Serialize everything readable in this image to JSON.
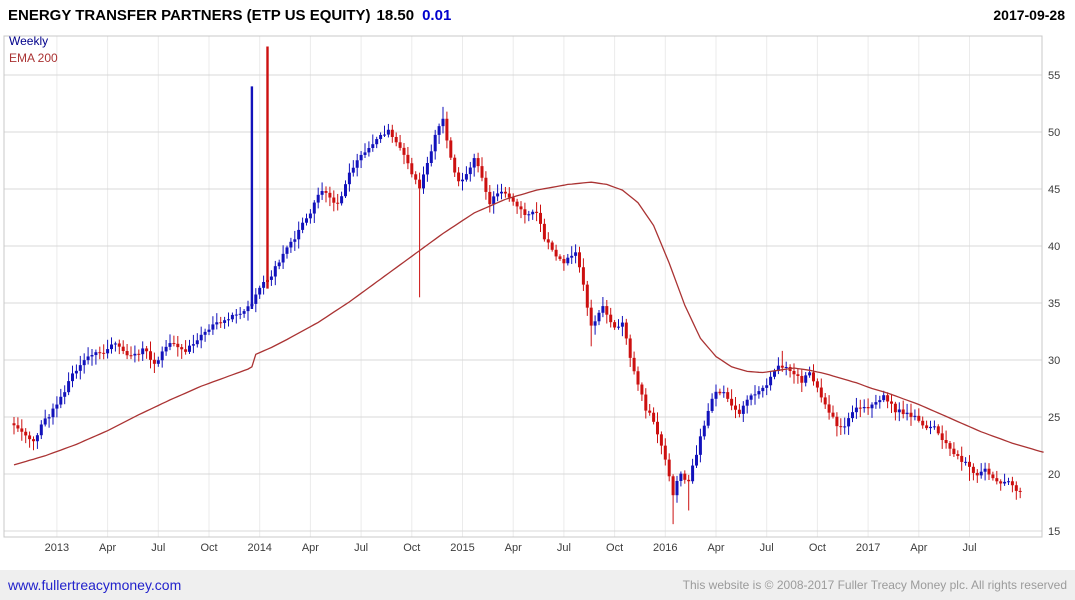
{
  "header": {
    "title": "ENERGY TRANSFER PARTNERS (ETP US EQUITY)",
    "price": "18.50",
    "change": "0.01",
    "date": "2017-09-28"
  },
  "legend": {
    "timeframe": "Weekly",
    "ema_label": "EMA 200"
  },
  "footer": {
    "site_link": "www.fullertreacymoney.com",
    "copyright": "This website is © 2008-2017 Fuller Treacy Money plc. All rights reserved"
  },
  "chart_data": {
    "type": "candlestick",
    "title": "ENERGY TRANSFER PARTNERS (ETP US EQUITY)",
    "interval": "Weekly",
    "overlay": "EMA 200",
    "last_price": 18.5,
    "change": 0.01,
    "as_of": "2017-09-28",
    "y_axis": {
      "min": 15,
      "max": 55,
      "step": 5,
      "ticks": [
        55,
        50,
        45,
        40,
        35,
        30,
        25,
        20,
        15
      ]
    },
    "x_ticks": [
      {
        "week": 11,
        "label": "2013"
      },
      {
        "week": 24,
        "label": "Apr"
      },
      {
        "week": 37,
        "label": "Jul"
      },
      {
        "week": 50,
        "label": "Oct"
      },
      {
        "week": 63,
        "label": "2014"
      },
      {
        "week": 76,
        "label": "Apr"
      },
      {
        "week": 89,
        "label": "Jul"
      },
      {
        "week": 102,
        "label": "Oct"
      },
      {
        "week": 115,
        "label": "2015"
      },
      {
        "week": 128,
        "label": "Apr"
      },
      {
        "week": 141,
        "label": "Jul"
      },
      {
        "week": 154,
        "label": "Oct"
      },
      {
        "week": 167,
        "label": "2016"
      },
      {
        "week": 180,
        "label": "Apr"
      },
      {
        "week": 193,
        "label": "Jul"
      },
      {
        "week": 206,
        "label": "Oct"
      },
      {
        "week": 219,
        "label": "2017"
      },
      {
        "week": 232,
        "label": "Apr"
      },
      {
        "week": 245,
        "label": "Jul"
      }
    ],
    "weeks_total": 259,
    "price_anchors": [
      [
        0,
        24.3
      ],
      [
        3,
        23.4
      ],
      [
        5,
        23.0
      ],
      [
        8,
        24.8
      ],
      [
        11,
        26.0
      ],
      [
        15,
        28.6
      ],
      [
        19,
        30.2
      ],
      [
        23,
        30.8
      ],
      [
        26,
        31.4
      ],
      [
        30,
        30.2
      ],
      [
        33,
        31.0
      ],
      [
        36,
        29.8
      ],
      [
        40,
        31.4
      ],
      [
        44,
        30.8
      ],
      [
        48,
        32.2
      ],
      [
        52,
        33.2
      ],
      [
        56,
        33.8
      ],
      [
        59,
        34.4
      ],
      [
        61,
        35.0
      ],
      [
        63,
        36.3
      ],
      [
        65,
        37.0
      ],
      [
        68,
        38.6
      ],
      [
        72,
        40.8
      ],
      [
        76,
        43.0
      ],
      [
        79,
        45.0
      ],
      [
        83,
        43.6
      ],
      [
        86,
        46.4
      ],
      [
        89,
        48.0
      ],
      [
        93,
        49.4
      ],
      [
        96,
        50.2
      ],
      [
        99,
        48.6
      ],
      [
        101,
        47.2
      ],
      [
        104,
        45.0
      ],
      [
        106,
        47.2
      ],
      [
        108,
        49.8
      ],
      [
        110,
        51.0
      ],
      [
        112,
        47.6
      ],
      [
        114,
        45.6
      ],
      [
        116,
        46.4
      ],
      [
        118,
        47.6
      ],
      [
        120,
        46.0
      ],
      [
        122,
        43.8
      ],
      [
        125,
        44.8
      ],
      [
        128,
        44.0
      ],
      [
        131,
        42.6
      ],
      [
        134,
        42.9
      ],
      [
        136,
        40.8
      ],
      [
        139,
        39.2
      ],
      [
        141,
        38.6
      ],
      [
        144,
        39.6
      ],
      [
        146,
        36.6
      ],
      [
        148,
        32.8
      ],
      [
        151,
        34.6
      ],
      [
        154,
        32.8
      ],
      [
        156,
        33.4
      ],
      [
        158,
        30.4
      ],
      [
        160,
        28.0
      ],
      [
        162,
        25.6
      ],
      [
        164,
        24.8
      ],
      [
        166,
        22.6
      ],
      [
        168,
        20.0
      ],
      [
        169,
        18.3
      ],
      [
        171,
        20.2
      ],
      [
        173,
        19.2
      ],
      [
        176,
        23.2
      ],
      [
        178,
        25.6
      ],
      [
        180,
        27.4
      ],
      [
        182,
        27.0
      ],
      [
        184,
        26.2
      ],
      [
        186,
        25.2
      ],
      [
        189,
        27.0
      ],
      [
        191,
        27.2
      ],
      [
        193,
        27.9
      ],
      [
        196,
        29.4
      ],
      [
        198,
        29.6
      ],
      [
        200,
        28.8
      ],
      [
        202,
        28.2
      ],
      [
        204,
        28.8
      ],
      [
        206,
        27.6
      ],
      [
        208,
        26.2
      ],
      [
        211,
        24.2
      ],
      [
        213,
        24.1
      ],
      [
        215,
        25.4
      ],
      [
        217,
        25.8
      ],
      [
        219,
        25.9
      ],
      [
        221,
        26.4
      ],
      [
        223,
        26.8
      ],
      [
        226,
        25.6
      ],
      [
        229,
        25.3
      ],
      [
        232,
        24.7
      ],
      [
        234,
        24.0
      ],
      [
        236,
        24.3
      ],
      [
        238,
        23.1
      ],
      [
        240,
        22.2
      ],
      [
        242,
        21.5
      ],
      [
        245,
        20.6
      ],
      [
        247,
        19.9
      ],
      [
        249,
        20.3
      ],
      [
        251,
        19.6
      ],
      [
        253,
        19.1
      ],
      [
        255,
        19.3
      ],
      [
        257,
        18.7
      ],
      [
        258,
        18.5
      ]
    ],
    "ema_anchors": [
      [
        0,
        20.8
      ],
      [
        8,
        21.6
      ],
      [
        16,
        22.6
      ],
      [
        24,
        23.8
      ],
      [
        32,
        25.2
      ],
      [
        40,
        26.5
      ],
      [
        48,
        27.7
      ],
      [
        56,
        28.7
      ],
      [
        60,
        29.2
      ],
      [
        61,
        29.4
      ],
      [
        62,
        30.5
      ],
      [
        66,
        31.1
      ],
      [
        70,
        31.8
      ],
      [
        78,
        33.3
      ],
      [
        86,
        35.1
      ],
      [
        94,
        37.1
      ],
      [
        102,
        39.1
      ],
      [
        110,
        41.1
      ],
      [
        118,
        42.9
      ],
      [
        126,
        44.1
      ],
      [
        134,
        44.9
      ],
      [
        142,
        45.4
      ],
      [
        148,
        45.6
      ],
      [
        152,
        45.4
      ],
      [
        156,
        44.9
      ],
      [
        160,
        43.8
      ],
      [
        164,
        41.8
      ],
      [
        168,
        38.5
      ],
      [
        172,
        34.8
      ],
      [
        176,
        31.9
      ],
      [
        180,
        30.3
      ],
      [
        184,
        29.4
      ],
      [
        188,
        29.0
      ],
      [
        192,
        28.9
      ],
      [
        196,
        29.1
      ],
      [
        200,
        29.3
      ],
      [
        204,
        29.1
      ],
      [
        208,
        28.8
      ],
      [
        212,
        28.4
      ],
      [
        216,
        28.0
      ],
      [
        220,
        27.5
      ],
      [
        224,
        27.1
      ],
      [
        228,
        26.6
      ],
      [
        232,
        26.1
      ],
      [
        236,
        25.5
      ],
      [
        240,
        24.9
      ],
      [
        244,
        24.3
      ],
      [
        248,
        23.7
      ],
      [
        252,
        23.2
      ],
      [
        256,
        22.7
      ],
      [
        260,
        22.3
      ],
      [
        264,
        21.9
      ]
    ],
    "overrides": [
      {
        "week": 61,
        "high": 54.0,
        "wide": true
      },
      {
        "week": 65,
        "high": 57.5,
        "force": "down",
        "wide": true
      },
      {
        "week": 104,
        "low": 35.5
      },
      {
        "week": 110,
        "high": 52.2
      },
      {
        "week": 148,
        "low": 31.2
      },
      {
        "week": 169,
        "low": 15.6
      },
      {
        "week": 173,
        "low": 16.8
      },
      {
        "week": 197,
        "high": 30.8
      },
      {
        "week": 211,
        "low": 23.3
      },
      {
        "week": 223,
        "high": 27.3
      },
      {
        "week": 245,
        "low": 19.4
      }
    ],
    "colors": {
      "up": "#1212bb",
      "down": "#cc1010",
      "ema": "#aa3333",
      "grid": "#d8d8d8",
      "vgrid": "#ebebeb",
      "frame": "#c8c8c8",
      "axis_text": "#3c3c3c"
    }
  }
}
—————
Go through the entries and return each line where the word "high" appears.

        "high": 54.0,
        "high": 57.5,
        "high": 52.2
        "high": 30.8
        "high": 27.3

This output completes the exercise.